* Data section
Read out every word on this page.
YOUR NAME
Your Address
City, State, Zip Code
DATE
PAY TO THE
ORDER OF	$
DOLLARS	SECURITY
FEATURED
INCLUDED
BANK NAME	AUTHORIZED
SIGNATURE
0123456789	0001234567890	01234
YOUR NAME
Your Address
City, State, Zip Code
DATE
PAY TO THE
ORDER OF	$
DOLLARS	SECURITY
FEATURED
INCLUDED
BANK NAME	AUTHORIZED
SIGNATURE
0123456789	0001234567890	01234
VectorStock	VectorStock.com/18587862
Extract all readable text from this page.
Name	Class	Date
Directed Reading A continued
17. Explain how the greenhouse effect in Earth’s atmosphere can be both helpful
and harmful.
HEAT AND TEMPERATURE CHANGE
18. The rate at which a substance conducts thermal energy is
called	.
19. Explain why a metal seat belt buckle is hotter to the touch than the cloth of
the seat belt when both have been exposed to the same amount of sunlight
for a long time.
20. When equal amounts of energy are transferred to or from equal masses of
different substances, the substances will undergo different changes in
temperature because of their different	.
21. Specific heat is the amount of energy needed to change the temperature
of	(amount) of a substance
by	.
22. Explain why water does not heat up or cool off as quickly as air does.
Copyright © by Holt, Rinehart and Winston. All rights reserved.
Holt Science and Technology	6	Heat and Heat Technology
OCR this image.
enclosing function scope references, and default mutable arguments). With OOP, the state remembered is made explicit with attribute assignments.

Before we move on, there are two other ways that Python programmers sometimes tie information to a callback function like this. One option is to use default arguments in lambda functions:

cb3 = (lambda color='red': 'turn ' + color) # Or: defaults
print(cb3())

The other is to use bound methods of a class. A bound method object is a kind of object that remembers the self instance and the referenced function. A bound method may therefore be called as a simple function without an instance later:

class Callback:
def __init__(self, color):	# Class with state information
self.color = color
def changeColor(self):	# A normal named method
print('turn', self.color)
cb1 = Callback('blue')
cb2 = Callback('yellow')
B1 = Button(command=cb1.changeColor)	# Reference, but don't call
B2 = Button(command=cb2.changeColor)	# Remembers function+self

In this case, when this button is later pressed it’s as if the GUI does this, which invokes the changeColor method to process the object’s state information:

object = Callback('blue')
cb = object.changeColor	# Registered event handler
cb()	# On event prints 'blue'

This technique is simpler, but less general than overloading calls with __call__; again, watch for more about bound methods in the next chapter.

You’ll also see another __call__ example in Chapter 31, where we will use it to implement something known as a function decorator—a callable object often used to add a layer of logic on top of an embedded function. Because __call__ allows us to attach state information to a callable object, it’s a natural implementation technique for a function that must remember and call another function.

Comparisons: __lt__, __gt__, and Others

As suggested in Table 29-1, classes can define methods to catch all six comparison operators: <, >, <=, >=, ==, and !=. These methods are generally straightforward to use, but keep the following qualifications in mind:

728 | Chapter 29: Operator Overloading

* What you are asked to do
Report the number of lines in the listing where the string "Holt" appears, and nothing besides.

* Answer for the task
2